[OBJECTIVE] Pick out the lines below with "Halpha" and list them.

(Rows from a figure dataset)
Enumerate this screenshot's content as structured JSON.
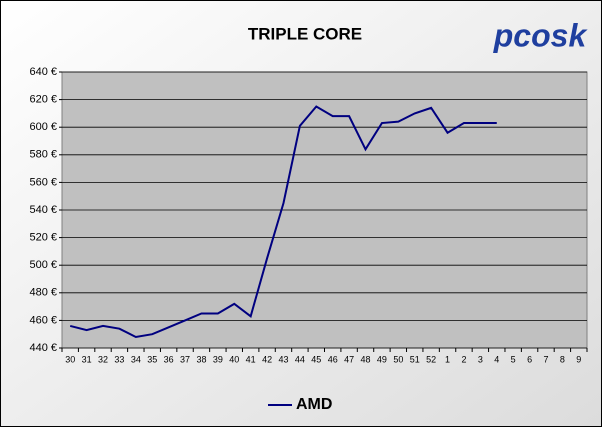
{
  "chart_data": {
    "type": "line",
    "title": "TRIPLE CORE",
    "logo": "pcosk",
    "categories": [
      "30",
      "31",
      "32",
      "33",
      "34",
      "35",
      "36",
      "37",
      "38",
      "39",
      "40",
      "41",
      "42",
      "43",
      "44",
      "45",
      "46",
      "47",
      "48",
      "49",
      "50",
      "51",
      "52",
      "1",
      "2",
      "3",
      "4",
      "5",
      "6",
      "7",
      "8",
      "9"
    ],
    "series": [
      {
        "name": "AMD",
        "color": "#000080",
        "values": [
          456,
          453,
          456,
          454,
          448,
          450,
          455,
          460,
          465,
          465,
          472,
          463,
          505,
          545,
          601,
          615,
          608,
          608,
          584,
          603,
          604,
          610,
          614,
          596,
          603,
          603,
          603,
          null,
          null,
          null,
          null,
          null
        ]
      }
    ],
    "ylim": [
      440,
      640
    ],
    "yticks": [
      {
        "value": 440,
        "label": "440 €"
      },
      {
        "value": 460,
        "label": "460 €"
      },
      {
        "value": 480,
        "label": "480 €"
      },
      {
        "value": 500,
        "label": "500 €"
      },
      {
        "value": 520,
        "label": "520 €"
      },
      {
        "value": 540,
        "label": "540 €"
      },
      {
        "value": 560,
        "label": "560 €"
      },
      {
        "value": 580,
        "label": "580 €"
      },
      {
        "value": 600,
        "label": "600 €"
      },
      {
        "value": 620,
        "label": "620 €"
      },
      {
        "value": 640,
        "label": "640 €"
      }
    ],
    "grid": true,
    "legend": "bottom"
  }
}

--

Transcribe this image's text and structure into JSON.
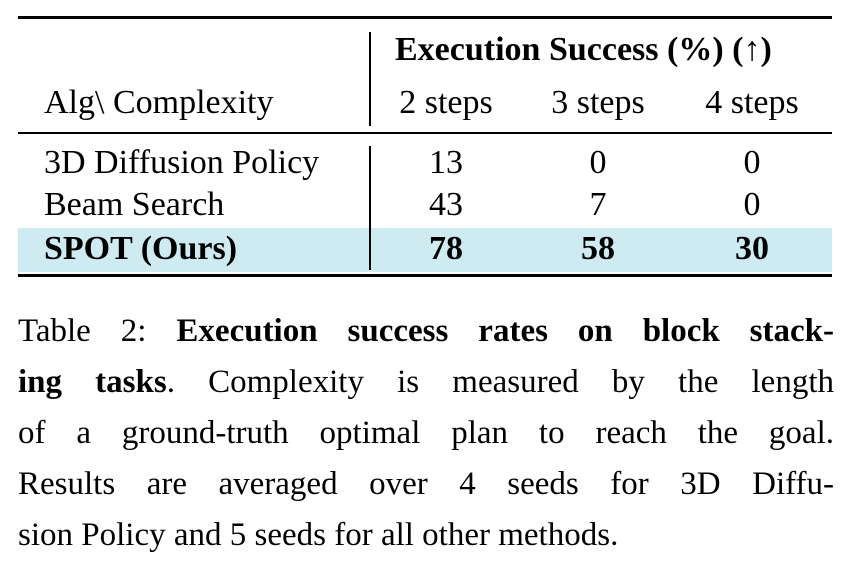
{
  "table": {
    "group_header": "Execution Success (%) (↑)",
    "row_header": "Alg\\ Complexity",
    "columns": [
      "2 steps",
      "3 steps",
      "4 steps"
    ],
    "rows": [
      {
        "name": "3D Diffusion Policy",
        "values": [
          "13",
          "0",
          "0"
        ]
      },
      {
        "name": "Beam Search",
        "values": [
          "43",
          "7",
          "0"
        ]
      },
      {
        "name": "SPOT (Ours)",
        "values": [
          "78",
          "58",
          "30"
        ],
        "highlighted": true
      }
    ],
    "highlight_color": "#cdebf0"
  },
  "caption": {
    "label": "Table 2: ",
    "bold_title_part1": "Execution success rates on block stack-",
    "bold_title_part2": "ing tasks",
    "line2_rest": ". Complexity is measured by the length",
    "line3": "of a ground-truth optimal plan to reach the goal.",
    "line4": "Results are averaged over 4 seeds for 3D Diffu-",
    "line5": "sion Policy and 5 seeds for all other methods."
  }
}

---

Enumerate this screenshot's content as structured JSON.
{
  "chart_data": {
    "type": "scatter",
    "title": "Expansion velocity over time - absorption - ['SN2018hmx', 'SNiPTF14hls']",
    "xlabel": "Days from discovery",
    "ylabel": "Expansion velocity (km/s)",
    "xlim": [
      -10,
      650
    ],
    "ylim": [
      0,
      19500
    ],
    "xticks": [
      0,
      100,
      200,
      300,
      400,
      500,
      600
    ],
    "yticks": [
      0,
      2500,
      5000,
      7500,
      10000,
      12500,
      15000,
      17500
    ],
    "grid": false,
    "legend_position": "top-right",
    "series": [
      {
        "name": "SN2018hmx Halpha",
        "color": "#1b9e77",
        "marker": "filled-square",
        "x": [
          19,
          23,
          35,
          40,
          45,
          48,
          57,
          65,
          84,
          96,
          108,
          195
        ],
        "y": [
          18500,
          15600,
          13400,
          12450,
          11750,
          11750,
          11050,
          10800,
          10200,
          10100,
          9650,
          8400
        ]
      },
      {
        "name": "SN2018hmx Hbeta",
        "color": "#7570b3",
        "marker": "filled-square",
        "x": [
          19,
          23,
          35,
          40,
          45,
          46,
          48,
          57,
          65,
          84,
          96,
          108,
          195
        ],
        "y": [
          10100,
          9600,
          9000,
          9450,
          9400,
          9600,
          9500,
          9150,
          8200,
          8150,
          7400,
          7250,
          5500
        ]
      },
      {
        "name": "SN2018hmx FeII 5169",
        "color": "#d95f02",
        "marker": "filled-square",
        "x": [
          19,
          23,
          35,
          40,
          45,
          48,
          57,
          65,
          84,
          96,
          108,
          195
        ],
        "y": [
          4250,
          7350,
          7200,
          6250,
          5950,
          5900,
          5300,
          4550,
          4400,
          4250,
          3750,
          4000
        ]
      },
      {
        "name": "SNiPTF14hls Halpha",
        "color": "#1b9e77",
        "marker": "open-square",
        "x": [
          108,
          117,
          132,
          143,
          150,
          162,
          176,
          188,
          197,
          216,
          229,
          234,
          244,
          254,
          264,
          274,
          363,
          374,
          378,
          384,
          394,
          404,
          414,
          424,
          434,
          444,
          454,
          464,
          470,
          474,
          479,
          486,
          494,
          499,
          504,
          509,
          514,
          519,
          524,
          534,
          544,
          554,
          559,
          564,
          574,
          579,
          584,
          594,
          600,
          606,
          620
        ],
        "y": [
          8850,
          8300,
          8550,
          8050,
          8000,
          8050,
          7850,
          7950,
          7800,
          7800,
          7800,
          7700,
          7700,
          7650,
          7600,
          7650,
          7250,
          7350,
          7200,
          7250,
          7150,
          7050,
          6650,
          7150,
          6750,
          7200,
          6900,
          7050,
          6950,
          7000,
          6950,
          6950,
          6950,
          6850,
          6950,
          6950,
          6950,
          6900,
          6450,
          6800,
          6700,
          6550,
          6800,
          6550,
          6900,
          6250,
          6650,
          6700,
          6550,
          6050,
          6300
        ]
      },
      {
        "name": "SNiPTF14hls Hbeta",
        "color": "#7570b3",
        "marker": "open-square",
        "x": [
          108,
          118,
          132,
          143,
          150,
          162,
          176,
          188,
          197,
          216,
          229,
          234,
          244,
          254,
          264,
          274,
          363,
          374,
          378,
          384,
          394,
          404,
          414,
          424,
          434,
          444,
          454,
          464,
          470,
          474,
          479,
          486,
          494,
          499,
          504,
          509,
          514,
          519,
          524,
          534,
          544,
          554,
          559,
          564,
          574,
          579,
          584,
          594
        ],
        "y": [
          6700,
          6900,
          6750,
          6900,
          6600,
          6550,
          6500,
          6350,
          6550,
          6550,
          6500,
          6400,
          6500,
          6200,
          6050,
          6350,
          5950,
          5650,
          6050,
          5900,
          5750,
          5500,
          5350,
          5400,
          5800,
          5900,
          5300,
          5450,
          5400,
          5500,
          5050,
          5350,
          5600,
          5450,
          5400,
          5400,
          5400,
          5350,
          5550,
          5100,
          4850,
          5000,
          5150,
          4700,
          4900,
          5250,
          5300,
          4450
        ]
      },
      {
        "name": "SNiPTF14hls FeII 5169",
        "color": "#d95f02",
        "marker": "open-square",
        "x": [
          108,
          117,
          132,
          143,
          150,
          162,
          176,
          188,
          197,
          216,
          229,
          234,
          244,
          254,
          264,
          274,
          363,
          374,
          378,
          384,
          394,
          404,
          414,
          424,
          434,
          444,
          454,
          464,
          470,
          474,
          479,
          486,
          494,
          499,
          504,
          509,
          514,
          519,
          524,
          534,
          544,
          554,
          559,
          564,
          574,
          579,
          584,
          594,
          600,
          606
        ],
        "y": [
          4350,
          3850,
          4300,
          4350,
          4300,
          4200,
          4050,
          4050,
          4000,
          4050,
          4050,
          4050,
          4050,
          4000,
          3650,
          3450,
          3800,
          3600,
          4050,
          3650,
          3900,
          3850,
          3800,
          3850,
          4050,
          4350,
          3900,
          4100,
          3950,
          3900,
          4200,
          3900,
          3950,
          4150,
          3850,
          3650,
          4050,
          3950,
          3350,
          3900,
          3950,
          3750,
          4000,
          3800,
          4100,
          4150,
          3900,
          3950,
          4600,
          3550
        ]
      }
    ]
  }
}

[COMPLETE OUTPUT]
        "name": "SN2018hmx Halpha",
        "name": "SNiPTF14hls Halpha",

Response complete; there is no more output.